▶ **Task description**: Your task is to print all of the material verbatim.

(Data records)
_ _ _ _
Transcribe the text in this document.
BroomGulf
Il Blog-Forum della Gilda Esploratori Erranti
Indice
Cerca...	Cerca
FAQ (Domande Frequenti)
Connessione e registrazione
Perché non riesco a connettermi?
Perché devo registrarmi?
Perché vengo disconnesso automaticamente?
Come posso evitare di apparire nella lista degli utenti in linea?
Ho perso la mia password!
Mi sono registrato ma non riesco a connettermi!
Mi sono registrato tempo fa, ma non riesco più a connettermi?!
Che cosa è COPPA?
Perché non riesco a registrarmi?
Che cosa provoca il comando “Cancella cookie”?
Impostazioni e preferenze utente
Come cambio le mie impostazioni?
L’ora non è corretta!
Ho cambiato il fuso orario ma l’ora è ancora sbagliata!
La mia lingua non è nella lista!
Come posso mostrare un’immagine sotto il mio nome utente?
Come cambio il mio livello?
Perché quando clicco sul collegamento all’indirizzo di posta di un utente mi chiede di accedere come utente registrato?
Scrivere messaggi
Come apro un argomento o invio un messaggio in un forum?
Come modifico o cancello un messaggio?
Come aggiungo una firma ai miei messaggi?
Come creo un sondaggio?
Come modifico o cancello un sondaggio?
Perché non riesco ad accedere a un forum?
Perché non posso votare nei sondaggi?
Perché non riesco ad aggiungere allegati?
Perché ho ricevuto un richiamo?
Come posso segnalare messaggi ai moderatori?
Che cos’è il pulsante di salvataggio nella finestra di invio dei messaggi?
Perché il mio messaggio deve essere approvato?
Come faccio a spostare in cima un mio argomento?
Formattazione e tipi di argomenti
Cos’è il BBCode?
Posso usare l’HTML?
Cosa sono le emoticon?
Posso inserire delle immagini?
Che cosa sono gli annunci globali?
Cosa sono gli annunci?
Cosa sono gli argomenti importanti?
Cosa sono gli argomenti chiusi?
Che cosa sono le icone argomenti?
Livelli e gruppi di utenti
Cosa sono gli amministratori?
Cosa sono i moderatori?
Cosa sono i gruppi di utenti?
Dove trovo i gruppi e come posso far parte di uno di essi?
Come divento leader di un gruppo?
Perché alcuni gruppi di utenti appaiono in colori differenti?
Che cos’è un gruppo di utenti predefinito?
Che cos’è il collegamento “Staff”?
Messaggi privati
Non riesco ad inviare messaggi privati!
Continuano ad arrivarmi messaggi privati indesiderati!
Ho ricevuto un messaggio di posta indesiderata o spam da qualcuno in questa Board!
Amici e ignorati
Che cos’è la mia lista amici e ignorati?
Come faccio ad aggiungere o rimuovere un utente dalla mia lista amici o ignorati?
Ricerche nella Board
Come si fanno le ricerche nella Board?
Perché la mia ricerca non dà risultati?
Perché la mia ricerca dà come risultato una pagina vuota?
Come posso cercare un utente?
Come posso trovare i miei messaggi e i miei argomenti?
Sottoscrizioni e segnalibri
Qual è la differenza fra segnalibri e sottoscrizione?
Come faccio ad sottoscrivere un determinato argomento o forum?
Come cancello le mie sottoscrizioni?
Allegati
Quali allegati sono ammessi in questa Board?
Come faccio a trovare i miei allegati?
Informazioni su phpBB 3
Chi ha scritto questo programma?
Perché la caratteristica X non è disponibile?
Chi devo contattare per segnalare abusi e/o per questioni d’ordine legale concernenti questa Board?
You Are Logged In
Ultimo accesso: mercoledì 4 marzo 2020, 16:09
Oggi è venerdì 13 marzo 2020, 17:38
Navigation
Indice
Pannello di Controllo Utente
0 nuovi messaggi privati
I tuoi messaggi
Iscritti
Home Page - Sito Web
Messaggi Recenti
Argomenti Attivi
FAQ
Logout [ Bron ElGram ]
_ _ _ _
▶ **Exercise solution**:
Transcribe the text in this document.
BroomGulf
Il Blog-Forum della Gilda Esploratori Erranti
Indice
Cerca...	Cerca
FAQ (Domande Frequenti)
Connessione e registrazione
Perché non riesco a connettermi?
Perché devo registrarmi?
Perché vengo disconnesso automaticamente?
Come posso evitare di apparire nella lista degli utenti in linea?
Ho perso la mia password!
Mi sono registrato ma non riesco a connettermi!
Mi sono registrato tempo fa, ma non riesco più a connettermi?!
Che cosa è COPPA?
Perché non riesco a registrarmi?
Che cosa provoca il comando “Cancella cookie”?
Impostazioni e preferenze utente
Come cambio le mie impostazioni?
L’ora non è corretta!
Ho cambiato il fuso orario ma l’ora è ancora sbagliata!
La mia lingua non è nella lista!
Come posso mostrare un’immagine sotto il mio nome utente?
Come cambio il mio livello?
Perché quando clicco sul collegamento all’indirizzo di posta di un utente mi chiede di accedere come utente registrato?
Scrivere messaggi
Come apro un argomento o invio un messaggio in un forum?
Come modifico o cancello un messaggio?
Come aggiungo una firma ai miei messaggi?
Come creo un sondaggio?
Come modifico o cancello un sondaggio?
Perché non riesco ad accedere a un forum?
Perché non posso votare nei sondaggi?
Perché non riesco ad aggiungere allegati?
Perché ho ricevuto un richiamo?
Come posso segnalare messaggi ai moderatori?
Che cos’è il pulsante di salvataggio nella finestra di invio dei messaggi?
Perché il mio messaggio deve essere approvato?
Come faccio a spostare in cima un mio argomento?
Formattazione e tipi di argomenti
Cos’è il BBCode?
Posso usare l’HTML?
Cosa sono le emoticon?
Posso inserire delle immagini?
Che cosa sono gli annunci globali?
Cosa sono gli annunci?
Cosa sono gli argomenti importanti?
Cosa sono gli argomenti chiusi?
Che cosa sono le icone argomenti?
Livelli e gruppi di utenti
Cosa sono gli amministratori?
Cosa sono i moderatori?
Cosa sono i gruppi di utenti?
Dove trovo i gruppi e come posso far parte di uno di essi?
Come divento leader di un gruppo?
Perché alcuni gruppi di utenti appaiono in colori differenti?
Che cos’è un gruppo di utenti predefinito?
Che cos’è il collegamento “Staff”?
Messaggi privati
Non riesco ad inviare messaggi privati!
Continuano ad arrivarmi messaggi privati indesiderati!
Ho ricevuto un messaggio di posta indesiderata o spam da qualcuno in questa Board!
Amici e ignorati
Che cos’è la mia lista amici e ignorati?
Come faccio ad aggiungere o rimuovere un utente dalla mia lista amici o ignorati?
Ricerche nella Board
Come si fanno le ricerche nella Board?
Perché la mia ricerca non dà risultati?
Perché la mia ricerca dà come risultato una pagina vuota?
Come posso cercare un utente?
Come posso trovare i miei messaggi e i miei argomenti?
Sottoscrizioni e segnalibri
Qual è la differenza fra segnalibri e sottoscrizione?
Come faccio ad sottoscrivere un determinato argomento o forum?
Come cancello le mie sottoscrizioni?
Allegati
Quali allegati sono ammessi in questa Board?
Come faccio a trovare i miei allegati?
Informazioni su phpBB 3
Chi ha scritto questo programma?
Perché la caratteristica X non è disponibile?
Chi devo contattare per segnalare abusi e/o per questioni d’ordine legale concernenti questa Board?
You Are Logged In
Ultimo accesso: mercoledì 4 marzo 2020, 16:09
Oggi è venerdì 13 marzo 2020, 17:38
Navigation
Indice
Pannello di Controllo Utente
0 nuovi messaggi privati
I tuoi messaggi
Iscritti
Home Page - Sito Web
Messaggi Recenti
Argomenti Attivi
FAQ
Logout [ Bron ElGram ]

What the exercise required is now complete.